* SUPPLIED RECORDS:
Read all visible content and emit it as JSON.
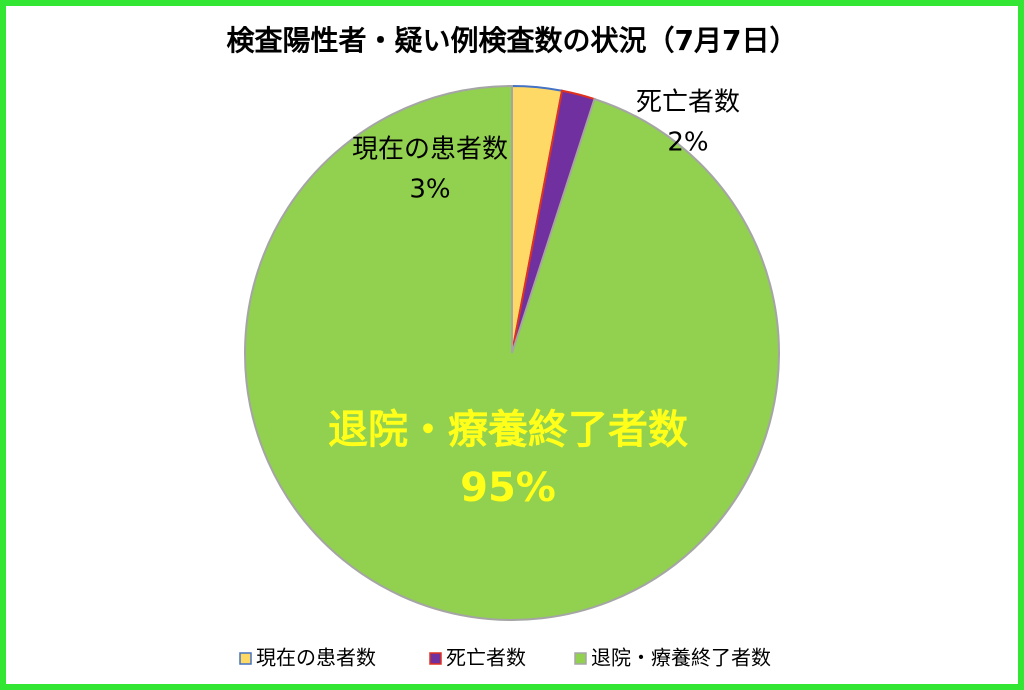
{
  "chart_data": {
    "type": "pie",
    "title": "検査陽性者・疑い例検査数の状況（7月7日）",
    "categories": [
      "現在の患者数",
      "死亡者数",
      "退院・療養終了者数"
    ],
    "values": [
      3,
      2,
      95
    ],
    "value_labels": [
      "3%",
      "2%",
      "95%"
    ],
    "colors": [
      "#ffd966",
      "#7030a0",
      "#92d050"
    ],
    "edgecolors": [
      "#4472c4",
      "#e0301e",
      "#a5a5a5"
    ],
    "legend": "bottom"
  }
}
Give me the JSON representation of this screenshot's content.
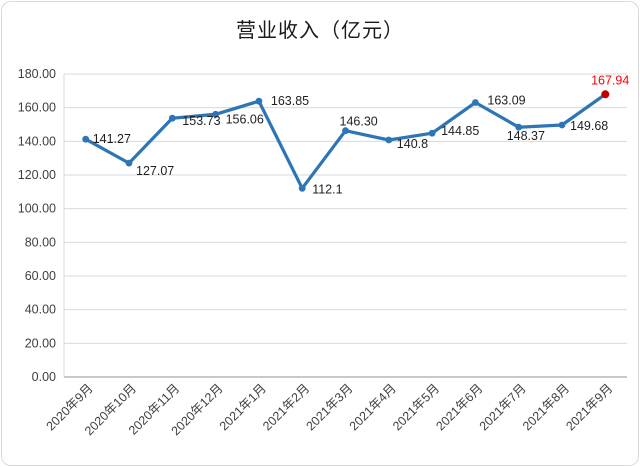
{
  "chart": {
    "title": "营业收入（亿元）"
  },
  "chart_data": {
    "type": "line",
    "title": "营业收入（亿元）",
    "categories": [
      "2020年9月",
      "2020年10月",
      "2020年11月",
      "2020年12月",
      "2021年1月",
      "2021年2月",
      "2021年3月",
      "2021年4月",
      "2021年5月",
      "2021年6月",
      "2021年7月",
      "2021年8月",
      "2021年9月"
    ],
    "values": [
      141.27,
      127.07,
      153.73,
      156.06,
      163.85,
      112.1,
      146.3,
      140.8,
      144.85,
      163.09,
      148.37,
      149.68,
      167.94
    ],
    "value_labels": [
      "141.27",
      "127.07",
      "153.73",
      "156.06",
      "163.85",
      "112.1",
      "146.30",
      "140.8",
      "144.85",
      "163.09",
      "148.37",
      "149.68",
      "167.94"
    ],
    "ylim": [
      0,
      180
    ],
    "ytick_step": 20,
    "ytick_labels": [
      "0.00",
      "20.00",
      "40.00",
      "60.00",
      "80.00",
      "100.00",
      "120.00",
      "140.00",
      "160.00",
      "180.00"
    ],
    "grid": true,
    "legend": "none",
    "line_color": "#2e75b6",
    "marker_color": "#2e75b6",
    "highlight_marker_color": "#c00000",
    "highlight_label_color": "#ff0000",
    "grid_color": "#d9d9d9",
    "axis_color": "#a6a6a6",
    "label_color": "#1f1f1f",
    "tick_color": "#3f3f3f"
  }
}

* GOAL: Working from the listing above, pick out every line that has "content" and copy it.

* SOLUTION:
Read all visible content and emit it as JSON.
Give me the JSON representation of this screenshot's content.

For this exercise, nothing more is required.